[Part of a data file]
[start]
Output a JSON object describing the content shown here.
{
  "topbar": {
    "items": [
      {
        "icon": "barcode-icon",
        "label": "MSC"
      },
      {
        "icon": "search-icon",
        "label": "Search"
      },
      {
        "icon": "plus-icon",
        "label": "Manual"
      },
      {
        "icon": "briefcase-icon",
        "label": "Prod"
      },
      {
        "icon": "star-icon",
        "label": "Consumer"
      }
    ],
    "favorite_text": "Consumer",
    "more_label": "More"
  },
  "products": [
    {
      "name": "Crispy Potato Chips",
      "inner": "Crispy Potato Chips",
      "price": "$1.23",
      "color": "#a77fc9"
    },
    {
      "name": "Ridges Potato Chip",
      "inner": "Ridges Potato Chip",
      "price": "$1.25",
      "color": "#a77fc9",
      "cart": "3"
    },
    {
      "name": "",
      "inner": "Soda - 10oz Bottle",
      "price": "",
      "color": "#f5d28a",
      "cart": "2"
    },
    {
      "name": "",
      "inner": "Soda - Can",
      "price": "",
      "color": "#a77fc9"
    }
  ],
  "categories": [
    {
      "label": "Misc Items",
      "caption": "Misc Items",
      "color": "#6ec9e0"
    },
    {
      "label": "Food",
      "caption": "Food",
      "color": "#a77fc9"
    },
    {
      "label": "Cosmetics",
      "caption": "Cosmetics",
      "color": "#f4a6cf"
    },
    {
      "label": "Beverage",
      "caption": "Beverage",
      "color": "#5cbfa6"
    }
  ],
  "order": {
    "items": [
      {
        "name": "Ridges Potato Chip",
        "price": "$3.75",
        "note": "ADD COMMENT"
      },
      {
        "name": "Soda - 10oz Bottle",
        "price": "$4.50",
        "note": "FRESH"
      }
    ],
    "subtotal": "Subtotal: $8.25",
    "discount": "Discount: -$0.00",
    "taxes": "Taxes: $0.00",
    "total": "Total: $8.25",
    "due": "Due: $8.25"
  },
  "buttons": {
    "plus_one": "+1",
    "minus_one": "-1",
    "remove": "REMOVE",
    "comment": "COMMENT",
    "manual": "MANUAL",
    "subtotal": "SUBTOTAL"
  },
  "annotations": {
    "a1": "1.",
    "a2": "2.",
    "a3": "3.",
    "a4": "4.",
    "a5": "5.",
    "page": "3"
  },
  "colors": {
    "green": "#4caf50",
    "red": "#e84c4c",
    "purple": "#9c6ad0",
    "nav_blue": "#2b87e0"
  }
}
[end]
* _WHAT THIS TASK INVOLVES_
Using the entries above, please restate each one word for word.

* _CORRECT OUTPUT_
Output a JSON object describing the content shown here.
{
  "topbar": {
    "items": [
      {
        "icon": "barcode-icon",
        "label": "MSC"
      },
      {
        "icon": "search-icon",
        "label": "Search"
      },
      {
        "icon": "plus-icon",
        "label": "Manual"
      },
      {
        "icon": "briefcase-icon",
        "label": "Prod"
      },
      {
        "icon": "star-icon",
        "label": "Consumer"
      }
    ],
    "favorite_text": "Consumer",
    "more_label": "More"
  },
  "products": [
    {
      "name": "Crispy Potato Chips",
      "inner": "Crispy Potato Chips",
      "price": "$1.23",
      "color": "#a77fc9"
    },
    {
      "name": "Ridges Potato Chip",
      "inner": "Ridges Potato Chip",
      "price": "$1.25",
      "color": "#a77fc9",
      "cart": "3"
    },
    {
      "name": "",
      "inner": "Soda - 10oz Bottle",
      "price": "",
      "color": "#f5d28a",
      "cart": "2"
    },
    {
      "name": "",
      "inner": "Soda - Can",
      "price": "",
      "color": "#a77fc9"
    }
  ],
  "categories": [
    {
      "label": "Misc Items",
      "caption": "Misc Items",
      "color": "#6ec9e0"
    },
    {
      "label": "Food",
      "caption": "Food",
      "color": "#a77fc9"
    },
    {
      "label": "Cosmetics",
      "caption": "Cosmetics",
      "color": "#f4a6cf"
    },
    {
      "label": "Beverage",
      "caption": "Beverage",
      "color": "#5cbfa6"
    }
  ],
  "order": {
    "items": [
      {
        "name": "Ridges Potato Chip",
        "price": "$3.75",
        "note": "ADD COMMENT"
      },
      {
        "name": "Soda - 10oz Bottle",
        "price": "$4.50",
        "note": "FRESH"
      }
    ],
    "subtotal": "Subtotal: $8.25",
    "discount": "Discount: -$0.00",
    "taxes": "Taxes: $0.00",
    "total": "Total: $8.25",
    "due": "Due: $8.25"
  },
  "buttons": {
    "plus_one": "+1",
    "minus_one": "-1",
    "remove": "REMOVE",
    "comment": "COMMENT",
    "manual": "MANUAL",
    "subtotal": "SUBTOTAL"
  },
  "annotations": {
    "a1": "1.",
    "a2": "2.",
    "a3": "3.",
    "a4": "4.",
    "a5": "5.",
    "page": "3"
  },
  "colors": {
    "green": "#4caf50",
    "red": "#e84c4c",
    "purple": "#9c6ad0",
    "nav_blue": "#2b87e0"
  }
}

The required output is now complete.